Exercise task: Leave out any pictures and transcribe all other data below exactly.

Record list:

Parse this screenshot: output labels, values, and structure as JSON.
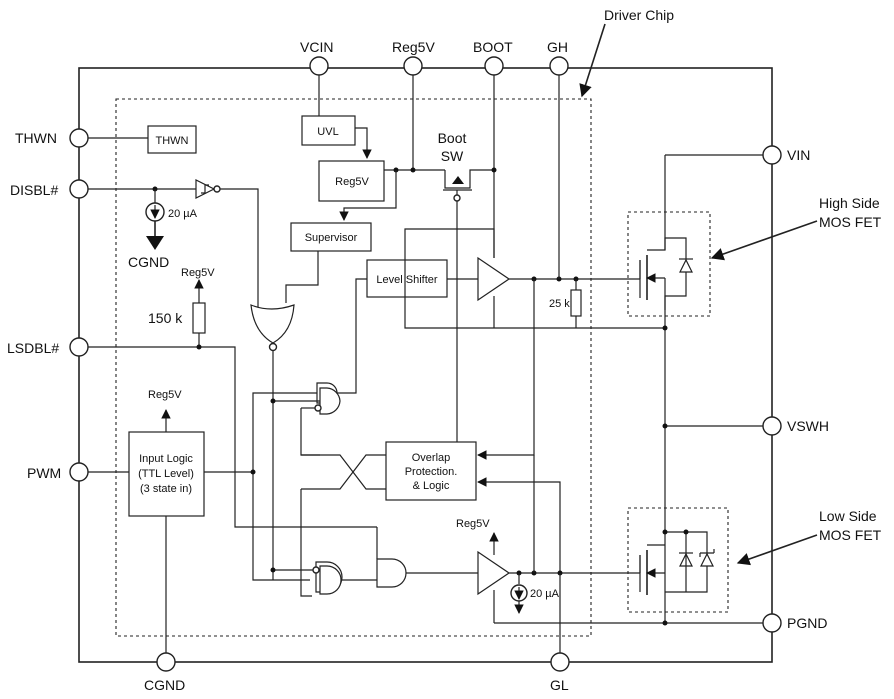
{
  "pins": {
    "vcin": "VCIN",
    "reg5v": "Reg5V",
    "boot": "BOOT",
    "gh": "GH",
    "thwn": "THWN",
    "disbl": "DISBL#",
    "lsdbl": "LSDBL#",
    "pwm": "PWM",
    "vin": "VIN",
    "vswh": "VSWH",
    "pgnd": "PGND",
    "cgnd_bottom": "CGND",
    "gl": "GL"
  },
  "blocks": {
    "thwn": "THWN",
    "uvl": "UVL",
    "reg5v": "Reg5V",
    "supervisor": "Supervisor",
    "level_shifter": "Level Shifter",
    "boot_sw_line1": "Boot",
    "boot_sw_line2": "SW",
    "overlap_line1": "Overlap",
    "overlap_line2": "Protection.",
    "overlap_line3": "& Logic",
    "input_logic_line1": "Input Logic",
    "input_logic_line2": "(TTL Level)",
    "input_logic_line3": "(3 state in)"
  },
  "labels": {
    "driver_chip": "Driver Chip",
    "high_side_line1": "High Side",
    "high_side_line2": "MOS FET",
    "low_side_line1": "Low Side",
    "low_side_line2": "MOS FET",
    "cgnd_internal": "CGND",
    "current_20ua_top": "20 µA",
    "current_20ua_bottom": "20 µA",
    "reg5v_resistor": "Reg5V",
    "res_150k": "150 k",
    "reg5v_input_logic": "Reg5V",
    "res_25k": "25 k",
    "reg5v_driver": "Reg5V"
  }
}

Reply to the exercise:
Parse this screenshot: output labels, values, and structure as JSON.
{
  "pins": {
    "vcin": "VCIN",
    "reg5v": "Reg5V",
    "boot": "BOOT",
    "gh": "GH",
    "thwn": "THWN",
    "disbl": "DISBL#",
    "lsdbl": "LSDBL#",
    "pwm": "PWM",
    "vin": "VIN",
    "vswh": "VSWH",
    "pgnd": "PGND",
    "cgnd_bottom": "CGND",
    "gl": "GL"
  },
  "blocks": {
    "thwn": "THWN",
    "uvl": "UVL",
    "reg5v": "Reg5V",
    "supervisor": "Supervisor",
    "level_shifter": "Level Shifter",
    "boot_sw_line1": "Boot",
    "boot_sw_line2": "SW",
    "overlap_line1": "Overlap",
    "overlap_line2": "Protection.",
    "overlap_line3": "& Logic",
    "input_logic_line1": "Input Logic",
    "input_logic_line2": "(TTL Level)",
    "input_logic_line3": "(3 state in)"
  },
  "labels": {
    "driver_chip": "Driver Chip",
    "high_side_line1": "High Side",
    "high_side_line2": "MOS FET",
    "low_side_line1": "Low Side",
    "low_side_line2": "MOS FET",
    "cgnd_internal": "CGND",
    "current_20ua_top": "20 µA",
    "current_20ua_bottom": "20 µA",
    "reg5v_resistor": "Reg5V",
    "res_150k": "150 k",
    "reg5v_input_logic": "Reg5V",
    "res_25k": "25 k",
    "reg5v_driver": "Reg5V"
  }
}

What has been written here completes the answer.